start

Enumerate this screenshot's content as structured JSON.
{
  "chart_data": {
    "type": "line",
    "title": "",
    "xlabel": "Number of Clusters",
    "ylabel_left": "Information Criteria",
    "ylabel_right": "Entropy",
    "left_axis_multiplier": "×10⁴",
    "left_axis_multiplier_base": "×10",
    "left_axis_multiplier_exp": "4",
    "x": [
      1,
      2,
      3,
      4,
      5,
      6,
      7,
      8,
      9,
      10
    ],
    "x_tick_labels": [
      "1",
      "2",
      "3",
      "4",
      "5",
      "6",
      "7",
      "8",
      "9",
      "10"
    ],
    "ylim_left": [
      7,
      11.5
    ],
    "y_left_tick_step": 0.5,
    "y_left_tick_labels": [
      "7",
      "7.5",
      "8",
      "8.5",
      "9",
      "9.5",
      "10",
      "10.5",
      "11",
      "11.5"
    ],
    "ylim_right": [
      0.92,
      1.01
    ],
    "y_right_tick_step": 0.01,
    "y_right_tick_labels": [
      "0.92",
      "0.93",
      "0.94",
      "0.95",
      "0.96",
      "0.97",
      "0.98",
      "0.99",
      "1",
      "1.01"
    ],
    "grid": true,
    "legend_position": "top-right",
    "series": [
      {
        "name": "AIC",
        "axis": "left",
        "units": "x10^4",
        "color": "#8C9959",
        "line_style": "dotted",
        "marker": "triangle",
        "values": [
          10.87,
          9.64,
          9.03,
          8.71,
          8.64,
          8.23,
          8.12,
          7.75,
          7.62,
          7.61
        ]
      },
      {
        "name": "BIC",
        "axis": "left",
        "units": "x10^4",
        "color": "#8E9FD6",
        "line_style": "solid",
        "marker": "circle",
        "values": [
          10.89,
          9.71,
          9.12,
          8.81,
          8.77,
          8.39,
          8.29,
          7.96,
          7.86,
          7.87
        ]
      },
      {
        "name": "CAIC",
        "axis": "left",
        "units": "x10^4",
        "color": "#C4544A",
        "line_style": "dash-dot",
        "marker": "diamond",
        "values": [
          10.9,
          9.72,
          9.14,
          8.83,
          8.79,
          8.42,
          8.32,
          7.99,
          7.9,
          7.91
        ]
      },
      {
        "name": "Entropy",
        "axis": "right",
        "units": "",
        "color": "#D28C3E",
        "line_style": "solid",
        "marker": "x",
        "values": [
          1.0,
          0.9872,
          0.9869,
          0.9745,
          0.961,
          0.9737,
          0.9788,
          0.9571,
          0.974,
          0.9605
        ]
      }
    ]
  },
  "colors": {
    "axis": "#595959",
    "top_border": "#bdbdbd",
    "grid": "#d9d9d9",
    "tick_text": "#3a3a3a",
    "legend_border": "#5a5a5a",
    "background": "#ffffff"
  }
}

end

Return a copy of every line that includes the word "name".

        "name": "AIC",
        "name": "BIC",
        "name": "CAIC",
        "name": "Entropy",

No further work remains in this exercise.